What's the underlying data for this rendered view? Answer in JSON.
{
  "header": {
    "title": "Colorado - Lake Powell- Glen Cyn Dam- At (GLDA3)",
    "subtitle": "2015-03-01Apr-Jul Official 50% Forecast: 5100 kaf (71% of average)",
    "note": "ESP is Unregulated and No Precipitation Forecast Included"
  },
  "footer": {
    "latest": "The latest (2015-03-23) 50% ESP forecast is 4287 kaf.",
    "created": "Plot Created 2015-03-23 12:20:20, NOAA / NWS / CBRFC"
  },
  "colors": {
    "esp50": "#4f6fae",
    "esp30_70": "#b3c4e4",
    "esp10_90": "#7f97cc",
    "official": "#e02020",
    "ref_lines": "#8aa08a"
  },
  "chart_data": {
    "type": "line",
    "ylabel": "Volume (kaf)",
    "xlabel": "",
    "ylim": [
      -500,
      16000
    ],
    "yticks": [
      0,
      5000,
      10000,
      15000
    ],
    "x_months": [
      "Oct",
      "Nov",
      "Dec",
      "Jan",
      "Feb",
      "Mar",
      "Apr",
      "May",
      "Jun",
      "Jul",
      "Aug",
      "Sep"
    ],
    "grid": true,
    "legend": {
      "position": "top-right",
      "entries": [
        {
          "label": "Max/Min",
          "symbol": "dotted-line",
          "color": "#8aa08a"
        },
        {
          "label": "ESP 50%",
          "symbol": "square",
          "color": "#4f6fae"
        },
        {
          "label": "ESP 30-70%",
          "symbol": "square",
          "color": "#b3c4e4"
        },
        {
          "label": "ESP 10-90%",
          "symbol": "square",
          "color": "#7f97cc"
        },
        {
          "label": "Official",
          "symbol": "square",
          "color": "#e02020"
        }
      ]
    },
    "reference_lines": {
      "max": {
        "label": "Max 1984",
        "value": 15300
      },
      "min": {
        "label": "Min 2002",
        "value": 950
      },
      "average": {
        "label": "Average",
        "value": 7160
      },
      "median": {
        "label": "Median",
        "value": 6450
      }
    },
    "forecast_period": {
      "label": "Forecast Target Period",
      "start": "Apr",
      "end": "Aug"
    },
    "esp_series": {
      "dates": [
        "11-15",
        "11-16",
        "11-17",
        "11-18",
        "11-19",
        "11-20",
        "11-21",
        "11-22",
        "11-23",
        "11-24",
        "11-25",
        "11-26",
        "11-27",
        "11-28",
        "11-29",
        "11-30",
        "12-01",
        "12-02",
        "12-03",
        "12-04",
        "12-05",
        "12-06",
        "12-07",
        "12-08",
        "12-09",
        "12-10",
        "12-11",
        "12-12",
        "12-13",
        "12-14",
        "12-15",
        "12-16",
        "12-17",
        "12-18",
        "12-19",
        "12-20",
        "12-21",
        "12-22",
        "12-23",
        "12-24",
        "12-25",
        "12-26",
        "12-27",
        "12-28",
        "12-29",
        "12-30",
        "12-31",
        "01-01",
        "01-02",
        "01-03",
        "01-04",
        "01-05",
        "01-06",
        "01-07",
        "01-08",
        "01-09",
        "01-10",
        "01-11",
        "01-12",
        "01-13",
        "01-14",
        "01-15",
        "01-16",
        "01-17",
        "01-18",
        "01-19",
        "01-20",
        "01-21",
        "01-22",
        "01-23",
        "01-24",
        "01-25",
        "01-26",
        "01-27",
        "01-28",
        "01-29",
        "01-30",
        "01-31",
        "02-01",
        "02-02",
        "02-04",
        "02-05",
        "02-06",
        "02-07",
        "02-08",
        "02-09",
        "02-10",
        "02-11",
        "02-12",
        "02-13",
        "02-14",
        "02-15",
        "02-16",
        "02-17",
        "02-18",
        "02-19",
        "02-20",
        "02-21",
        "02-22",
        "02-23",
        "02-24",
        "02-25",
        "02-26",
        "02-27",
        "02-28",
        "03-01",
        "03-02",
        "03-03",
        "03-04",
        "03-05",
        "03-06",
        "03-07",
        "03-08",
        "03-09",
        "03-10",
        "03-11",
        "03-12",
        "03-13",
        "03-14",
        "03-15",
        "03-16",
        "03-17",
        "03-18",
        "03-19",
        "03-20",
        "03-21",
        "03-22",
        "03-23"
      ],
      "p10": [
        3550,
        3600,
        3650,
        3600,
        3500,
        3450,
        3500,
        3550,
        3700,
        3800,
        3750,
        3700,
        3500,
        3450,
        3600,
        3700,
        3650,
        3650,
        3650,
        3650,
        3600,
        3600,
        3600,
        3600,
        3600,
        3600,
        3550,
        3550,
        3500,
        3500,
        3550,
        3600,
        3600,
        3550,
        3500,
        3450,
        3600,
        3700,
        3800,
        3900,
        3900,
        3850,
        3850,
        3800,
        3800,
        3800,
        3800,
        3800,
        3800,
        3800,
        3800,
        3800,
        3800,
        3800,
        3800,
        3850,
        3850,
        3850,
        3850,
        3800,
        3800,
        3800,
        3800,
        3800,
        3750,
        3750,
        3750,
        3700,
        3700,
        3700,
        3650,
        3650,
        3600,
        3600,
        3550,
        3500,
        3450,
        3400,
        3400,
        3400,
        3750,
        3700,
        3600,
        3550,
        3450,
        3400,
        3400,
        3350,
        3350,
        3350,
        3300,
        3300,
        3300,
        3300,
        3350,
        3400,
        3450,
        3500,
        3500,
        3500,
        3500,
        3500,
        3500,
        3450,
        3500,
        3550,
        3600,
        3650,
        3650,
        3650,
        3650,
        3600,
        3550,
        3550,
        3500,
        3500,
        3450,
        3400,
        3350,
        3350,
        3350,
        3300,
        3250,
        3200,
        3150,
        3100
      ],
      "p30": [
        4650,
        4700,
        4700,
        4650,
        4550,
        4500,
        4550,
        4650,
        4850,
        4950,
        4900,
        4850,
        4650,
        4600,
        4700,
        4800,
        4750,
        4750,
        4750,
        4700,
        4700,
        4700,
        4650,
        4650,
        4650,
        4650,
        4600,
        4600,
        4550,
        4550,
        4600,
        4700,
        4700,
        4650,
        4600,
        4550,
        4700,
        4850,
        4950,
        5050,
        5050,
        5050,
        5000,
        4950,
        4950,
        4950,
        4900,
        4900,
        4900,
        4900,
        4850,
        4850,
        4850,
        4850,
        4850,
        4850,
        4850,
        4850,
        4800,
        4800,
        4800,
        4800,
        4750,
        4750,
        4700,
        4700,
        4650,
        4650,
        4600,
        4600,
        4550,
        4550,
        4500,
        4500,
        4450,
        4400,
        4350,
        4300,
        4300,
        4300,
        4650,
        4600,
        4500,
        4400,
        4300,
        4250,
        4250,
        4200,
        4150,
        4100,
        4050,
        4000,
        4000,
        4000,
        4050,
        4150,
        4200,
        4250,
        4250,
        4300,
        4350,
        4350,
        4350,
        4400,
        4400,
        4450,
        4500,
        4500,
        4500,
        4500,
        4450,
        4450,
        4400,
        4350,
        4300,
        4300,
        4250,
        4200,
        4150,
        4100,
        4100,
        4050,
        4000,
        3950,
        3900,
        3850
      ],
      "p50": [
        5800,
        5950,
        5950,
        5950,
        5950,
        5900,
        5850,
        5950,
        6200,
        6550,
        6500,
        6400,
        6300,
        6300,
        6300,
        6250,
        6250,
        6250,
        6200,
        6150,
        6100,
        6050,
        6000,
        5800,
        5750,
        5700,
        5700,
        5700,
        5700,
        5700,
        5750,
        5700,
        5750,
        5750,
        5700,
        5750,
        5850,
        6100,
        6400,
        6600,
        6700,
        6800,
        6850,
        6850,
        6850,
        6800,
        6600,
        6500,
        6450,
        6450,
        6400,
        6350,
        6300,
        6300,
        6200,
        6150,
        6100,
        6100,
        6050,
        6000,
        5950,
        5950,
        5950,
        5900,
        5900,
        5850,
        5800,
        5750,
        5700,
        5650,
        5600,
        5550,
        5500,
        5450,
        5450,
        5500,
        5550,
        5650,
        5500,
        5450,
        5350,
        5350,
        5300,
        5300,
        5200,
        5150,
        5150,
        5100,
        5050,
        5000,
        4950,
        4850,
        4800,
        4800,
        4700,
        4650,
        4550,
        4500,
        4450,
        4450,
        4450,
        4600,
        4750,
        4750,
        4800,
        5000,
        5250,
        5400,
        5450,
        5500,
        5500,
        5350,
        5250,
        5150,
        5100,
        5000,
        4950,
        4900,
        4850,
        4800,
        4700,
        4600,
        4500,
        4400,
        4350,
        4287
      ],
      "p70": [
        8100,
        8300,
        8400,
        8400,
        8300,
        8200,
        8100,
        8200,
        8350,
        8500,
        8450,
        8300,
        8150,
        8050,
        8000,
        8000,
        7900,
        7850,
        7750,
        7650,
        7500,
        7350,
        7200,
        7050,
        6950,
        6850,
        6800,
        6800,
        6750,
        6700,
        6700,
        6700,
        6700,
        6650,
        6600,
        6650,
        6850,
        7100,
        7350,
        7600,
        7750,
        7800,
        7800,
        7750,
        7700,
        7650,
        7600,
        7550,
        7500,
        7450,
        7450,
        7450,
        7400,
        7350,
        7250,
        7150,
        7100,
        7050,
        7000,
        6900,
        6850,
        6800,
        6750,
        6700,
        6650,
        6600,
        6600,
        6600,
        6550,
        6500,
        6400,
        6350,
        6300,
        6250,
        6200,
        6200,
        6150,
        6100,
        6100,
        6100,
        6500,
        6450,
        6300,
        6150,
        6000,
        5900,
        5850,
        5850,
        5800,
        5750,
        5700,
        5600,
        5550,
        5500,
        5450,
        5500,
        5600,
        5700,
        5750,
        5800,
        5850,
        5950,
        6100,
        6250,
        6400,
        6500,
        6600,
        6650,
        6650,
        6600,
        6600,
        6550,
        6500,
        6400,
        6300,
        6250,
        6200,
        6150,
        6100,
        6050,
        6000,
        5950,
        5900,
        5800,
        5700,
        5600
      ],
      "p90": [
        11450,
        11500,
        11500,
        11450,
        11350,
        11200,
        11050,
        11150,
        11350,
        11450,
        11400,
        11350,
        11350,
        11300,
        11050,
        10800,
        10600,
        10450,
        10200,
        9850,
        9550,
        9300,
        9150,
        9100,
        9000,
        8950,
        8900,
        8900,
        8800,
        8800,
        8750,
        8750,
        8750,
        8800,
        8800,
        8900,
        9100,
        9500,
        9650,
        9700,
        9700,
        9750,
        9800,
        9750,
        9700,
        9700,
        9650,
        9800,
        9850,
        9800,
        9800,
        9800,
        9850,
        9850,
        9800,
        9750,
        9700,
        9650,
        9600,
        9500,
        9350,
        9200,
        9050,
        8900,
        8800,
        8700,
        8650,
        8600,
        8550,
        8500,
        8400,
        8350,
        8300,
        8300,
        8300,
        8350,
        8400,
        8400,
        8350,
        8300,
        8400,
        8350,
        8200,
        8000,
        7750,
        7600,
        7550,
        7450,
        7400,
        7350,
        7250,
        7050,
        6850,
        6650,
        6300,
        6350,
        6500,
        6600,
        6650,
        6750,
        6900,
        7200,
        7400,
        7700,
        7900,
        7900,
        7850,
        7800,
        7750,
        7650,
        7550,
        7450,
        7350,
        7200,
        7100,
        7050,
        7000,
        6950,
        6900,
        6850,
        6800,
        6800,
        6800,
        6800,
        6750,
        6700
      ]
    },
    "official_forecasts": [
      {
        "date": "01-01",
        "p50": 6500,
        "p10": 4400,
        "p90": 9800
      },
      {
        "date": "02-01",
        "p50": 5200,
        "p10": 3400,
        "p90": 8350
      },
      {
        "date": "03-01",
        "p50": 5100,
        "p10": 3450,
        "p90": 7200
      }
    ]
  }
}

● ● ● ● ● ● ●

▶ **Exercise brief**
Lines of the material that contain the word "value" are to be gathered.

▶ **Task output**
        "value": 15300
        "value": 950
        "value": 7160
        "value": 6450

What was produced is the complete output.